Page extract:

______________________________

Nvidia calls DeepSeek R1 model ‘an excellent AI advancement’ despite losing $600 billion in market cap
Nvidia praised Chinese AI startup DeepSeek’s new R1 model on Monday, even as Nvidia faced its largest single-day loss in history, losing nearly $600 billion in market value. The launch of R1 triggered a wave of uncertainty among investors, raising questions about the sustainability of spending on AI chips and wiping out an estimated $1 trillion in U.S. tech market capitalization.
“DeepSeek is an excellent AI advancement and a perfect example of Test Time Scaling,” an Nvidia spokesperson told CNBC. “DeepSeek’s work illustrates how new models can be created using that technique, leveraging widely-available models and compute that is fully export control compliant.”
The R1 model, released last week, is an open-source reasoning system that reportedly surpasses the best efforts of U.S. firms like OpenAI. What’s catching the industry’s attention is its reported training cost of under $6 million—a fraction of the billions being spent by Silicon Valley giants on AI development, CNBC reported.
Nvidia appears to view DeepSeek’s innovation as a win for its GPU business. “Inference requires significant numbers of NVIDIA GPUs and high-performance networking,” the spokesperson added, highlighting how these models depend heavily on Nvidia’s technology.
DeepSeek’s use of Nvidia GPUs has not been without controversy. Scale AI CEO Alexandr Wang recently suggested that DeepSeek utilized GPUs banned in mainland China. Nvidia, however, countered this claim, stating that the GPUs used were export-compliant versions tailored for the Chinese market.

______________________________

Activity: In the article on Nvidia's reaction to DeepSeek R1, what is the exact wording of the passage starting with "The R1 model, released" and going on through "the Chinese market."? Reproduce it word for word.

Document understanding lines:
______________________________

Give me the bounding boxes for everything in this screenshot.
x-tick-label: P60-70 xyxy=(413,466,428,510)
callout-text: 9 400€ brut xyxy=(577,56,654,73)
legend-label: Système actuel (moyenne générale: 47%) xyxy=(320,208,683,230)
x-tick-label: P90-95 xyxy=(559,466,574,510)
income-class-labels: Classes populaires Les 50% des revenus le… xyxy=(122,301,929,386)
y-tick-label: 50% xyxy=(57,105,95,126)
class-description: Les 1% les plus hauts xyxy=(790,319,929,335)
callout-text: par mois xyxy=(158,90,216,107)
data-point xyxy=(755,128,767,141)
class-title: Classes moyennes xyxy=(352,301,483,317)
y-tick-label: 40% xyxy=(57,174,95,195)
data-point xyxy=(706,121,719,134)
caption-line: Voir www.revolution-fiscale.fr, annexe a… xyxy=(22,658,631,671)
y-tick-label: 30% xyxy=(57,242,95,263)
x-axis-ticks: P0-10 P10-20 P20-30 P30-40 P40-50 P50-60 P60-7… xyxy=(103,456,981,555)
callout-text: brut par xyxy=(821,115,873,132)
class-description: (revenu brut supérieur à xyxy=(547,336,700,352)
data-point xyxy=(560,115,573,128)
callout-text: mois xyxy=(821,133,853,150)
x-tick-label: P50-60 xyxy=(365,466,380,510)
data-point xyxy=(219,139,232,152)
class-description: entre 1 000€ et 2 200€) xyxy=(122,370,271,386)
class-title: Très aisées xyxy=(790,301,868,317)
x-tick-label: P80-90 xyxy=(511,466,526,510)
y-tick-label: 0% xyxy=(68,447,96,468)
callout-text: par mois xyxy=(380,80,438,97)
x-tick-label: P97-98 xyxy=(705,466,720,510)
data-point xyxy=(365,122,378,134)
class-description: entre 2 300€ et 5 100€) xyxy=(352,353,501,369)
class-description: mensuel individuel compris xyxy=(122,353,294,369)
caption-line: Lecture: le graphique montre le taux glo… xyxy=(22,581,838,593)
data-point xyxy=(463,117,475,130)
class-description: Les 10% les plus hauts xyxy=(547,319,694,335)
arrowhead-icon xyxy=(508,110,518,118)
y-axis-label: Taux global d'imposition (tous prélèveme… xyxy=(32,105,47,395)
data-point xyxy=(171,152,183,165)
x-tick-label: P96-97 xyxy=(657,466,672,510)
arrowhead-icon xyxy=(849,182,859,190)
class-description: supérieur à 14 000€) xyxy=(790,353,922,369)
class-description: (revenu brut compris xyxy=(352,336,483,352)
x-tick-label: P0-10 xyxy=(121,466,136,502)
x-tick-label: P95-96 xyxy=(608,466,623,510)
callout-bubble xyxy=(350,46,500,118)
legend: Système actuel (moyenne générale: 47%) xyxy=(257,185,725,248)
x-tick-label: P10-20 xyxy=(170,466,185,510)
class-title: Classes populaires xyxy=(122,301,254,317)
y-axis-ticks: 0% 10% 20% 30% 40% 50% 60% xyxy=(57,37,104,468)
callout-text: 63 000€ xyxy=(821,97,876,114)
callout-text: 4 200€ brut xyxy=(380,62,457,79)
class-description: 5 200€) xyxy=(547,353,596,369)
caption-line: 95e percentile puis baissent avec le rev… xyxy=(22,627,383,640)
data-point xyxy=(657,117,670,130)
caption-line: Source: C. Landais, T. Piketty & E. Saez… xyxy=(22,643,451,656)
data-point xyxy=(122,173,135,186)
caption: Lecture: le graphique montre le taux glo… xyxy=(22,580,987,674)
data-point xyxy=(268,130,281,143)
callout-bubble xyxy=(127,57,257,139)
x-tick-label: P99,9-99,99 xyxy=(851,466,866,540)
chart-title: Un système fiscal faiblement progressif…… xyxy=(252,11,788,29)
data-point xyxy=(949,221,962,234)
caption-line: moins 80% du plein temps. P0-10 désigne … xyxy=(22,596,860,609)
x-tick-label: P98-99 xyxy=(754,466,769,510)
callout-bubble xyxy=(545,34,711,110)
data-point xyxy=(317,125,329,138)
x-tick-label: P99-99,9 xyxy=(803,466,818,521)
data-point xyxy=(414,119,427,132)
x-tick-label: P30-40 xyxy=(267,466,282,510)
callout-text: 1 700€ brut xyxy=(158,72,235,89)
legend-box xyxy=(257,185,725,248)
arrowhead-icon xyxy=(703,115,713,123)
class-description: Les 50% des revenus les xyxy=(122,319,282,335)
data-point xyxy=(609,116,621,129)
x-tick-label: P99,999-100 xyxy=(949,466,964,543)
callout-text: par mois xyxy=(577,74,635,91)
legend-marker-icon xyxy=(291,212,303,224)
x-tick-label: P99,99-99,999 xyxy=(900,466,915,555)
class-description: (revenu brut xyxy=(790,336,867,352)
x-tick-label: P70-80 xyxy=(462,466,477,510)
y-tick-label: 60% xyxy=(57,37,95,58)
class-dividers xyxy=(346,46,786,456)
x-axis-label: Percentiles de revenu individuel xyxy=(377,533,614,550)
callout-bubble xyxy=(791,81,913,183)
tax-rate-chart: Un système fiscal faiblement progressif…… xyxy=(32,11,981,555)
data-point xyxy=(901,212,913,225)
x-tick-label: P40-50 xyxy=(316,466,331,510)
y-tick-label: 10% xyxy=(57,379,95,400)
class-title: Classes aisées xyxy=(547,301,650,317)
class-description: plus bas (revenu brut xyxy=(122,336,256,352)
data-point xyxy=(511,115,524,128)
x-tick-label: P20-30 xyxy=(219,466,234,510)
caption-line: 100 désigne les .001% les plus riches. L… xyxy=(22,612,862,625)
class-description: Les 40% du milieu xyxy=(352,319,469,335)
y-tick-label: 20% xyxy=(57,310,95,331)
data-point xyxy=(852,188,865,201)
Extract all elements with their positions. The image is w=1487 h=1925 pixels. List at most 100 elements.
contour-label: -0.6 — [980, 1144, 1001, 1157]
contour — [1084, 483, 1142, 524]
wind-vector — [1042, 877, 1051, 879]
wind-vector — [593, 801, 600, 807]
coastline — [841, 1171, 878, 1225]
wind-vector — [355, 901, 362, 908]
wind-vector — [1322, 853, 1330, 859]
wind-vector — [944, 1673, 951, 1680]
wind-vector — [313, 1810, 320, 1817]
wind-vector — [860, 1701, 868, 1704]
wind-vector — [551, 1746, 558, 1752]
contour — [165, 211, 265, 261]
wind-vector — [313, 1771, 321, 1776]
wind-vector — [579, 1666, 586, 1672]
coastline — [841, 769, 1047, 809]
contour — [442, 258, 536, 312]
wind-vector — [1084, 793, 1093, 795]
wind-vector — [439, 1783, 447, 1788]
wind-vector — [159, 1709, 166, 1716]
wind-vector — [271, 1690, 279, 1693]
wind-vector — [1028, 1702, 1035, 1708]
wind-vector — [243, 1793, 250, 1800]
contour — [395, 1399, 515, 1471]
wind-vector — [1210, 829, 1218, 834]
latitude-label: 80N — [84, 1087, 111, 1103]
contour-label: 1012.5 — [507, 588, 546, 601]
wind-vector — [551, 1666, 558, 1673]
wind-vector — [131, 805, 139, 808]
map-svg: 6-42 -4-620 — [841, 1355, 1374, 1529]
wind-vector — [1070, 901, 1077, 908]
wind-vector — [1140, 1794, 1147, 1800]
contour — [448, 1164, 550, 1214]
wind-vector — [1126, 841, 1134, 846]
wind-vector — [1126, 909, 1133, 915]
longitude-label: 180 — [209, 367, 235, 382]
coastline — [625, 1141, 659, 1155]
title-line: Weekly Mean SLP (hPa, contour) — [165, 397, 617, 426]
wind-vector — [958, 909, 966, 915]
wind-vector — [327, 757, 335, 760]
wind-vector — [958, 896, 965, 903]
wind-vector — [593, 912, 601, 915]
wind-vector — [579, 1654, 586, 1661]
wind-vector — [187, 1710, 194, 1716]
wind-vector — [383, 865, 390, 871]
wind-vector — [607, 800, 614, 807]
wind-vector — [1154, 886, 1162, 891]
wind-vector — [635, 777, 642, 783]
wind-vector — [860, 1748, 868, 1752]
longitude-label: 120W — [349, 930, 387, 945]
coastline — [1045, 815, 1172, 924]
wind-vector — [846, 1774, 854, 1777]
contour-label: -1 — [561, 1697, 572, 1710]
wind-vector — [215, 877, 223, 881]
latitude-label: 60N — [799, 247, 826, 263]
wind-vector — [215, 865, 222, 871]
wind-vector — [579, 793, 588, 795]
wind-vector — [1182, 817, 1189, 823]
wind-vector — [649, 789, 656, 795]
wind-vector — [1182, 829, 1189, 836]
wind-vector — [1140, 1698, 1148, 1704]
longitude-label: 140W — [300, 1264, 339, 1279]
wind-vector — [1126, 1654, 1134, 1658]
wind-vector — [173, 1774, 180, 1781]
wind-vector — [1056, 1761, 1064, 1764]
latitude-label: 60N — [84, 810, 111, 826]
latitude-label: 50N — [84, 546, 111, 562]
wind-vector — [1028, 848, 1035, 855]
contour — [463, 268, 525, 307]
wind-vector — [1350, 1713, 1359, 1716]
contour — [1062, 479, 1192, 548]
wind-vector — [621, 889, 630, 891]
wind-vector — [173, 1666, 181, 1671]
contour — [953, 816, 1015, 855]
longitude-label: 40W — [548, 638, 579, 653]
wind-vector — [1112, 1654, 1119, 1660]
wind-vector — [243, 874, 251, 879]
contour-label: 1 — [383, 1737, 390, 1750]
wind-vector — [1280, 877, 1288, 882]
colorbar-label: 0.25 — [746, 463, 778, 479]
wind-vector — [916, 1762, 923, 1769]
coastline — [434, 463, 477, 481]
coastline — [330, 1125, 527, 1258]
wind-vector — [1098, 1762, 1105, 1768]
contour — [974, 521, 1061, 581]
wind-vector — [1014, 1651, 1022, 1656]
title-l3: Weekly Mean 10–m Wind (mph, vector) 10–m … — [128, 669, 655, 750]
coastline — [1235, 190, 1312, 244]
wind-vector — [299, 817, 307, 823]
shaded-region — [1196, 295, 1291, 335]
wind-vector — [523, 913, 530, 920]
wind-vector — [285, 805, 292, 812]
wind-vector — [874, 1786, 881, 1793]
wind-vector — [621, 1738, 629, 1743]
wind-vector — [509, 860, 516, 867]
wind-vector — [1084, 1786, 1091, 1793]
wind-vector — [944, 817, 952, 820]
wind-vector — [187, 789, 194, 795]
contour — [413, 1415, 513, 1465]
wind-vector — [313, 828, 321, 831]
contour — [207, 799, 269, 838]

______________________________

Answer space:
The R1 model, released last week, is an open-source reasoning system that reportedly surpasses the best efforts of U.S. firms like OpenAI. What’s catching the industry’s attention is its reported training cost of under $6 million—a fraction of the billions being spent by Silicon Valley giants on AI development, CNBC reported.
Nvidia appears to view DeepSeek’s innovation as a win for its GPU business. “Inference requires significant numbers of NVIDIA GPUs and high-performance networking,” the spokesperson added, highlighting how these models depend heavily on Nvidia’s technology.
DeepSeek’s use of Nvidia GPUs has not been without controversy. Scale AI CEO Alexandr Wang recently suggested that DeepSeek utilized GPUs banned in mainland China. Nvidia, however, countered this claim, stating that the GPUs used were export-compliant versions tailored for the Chinese market.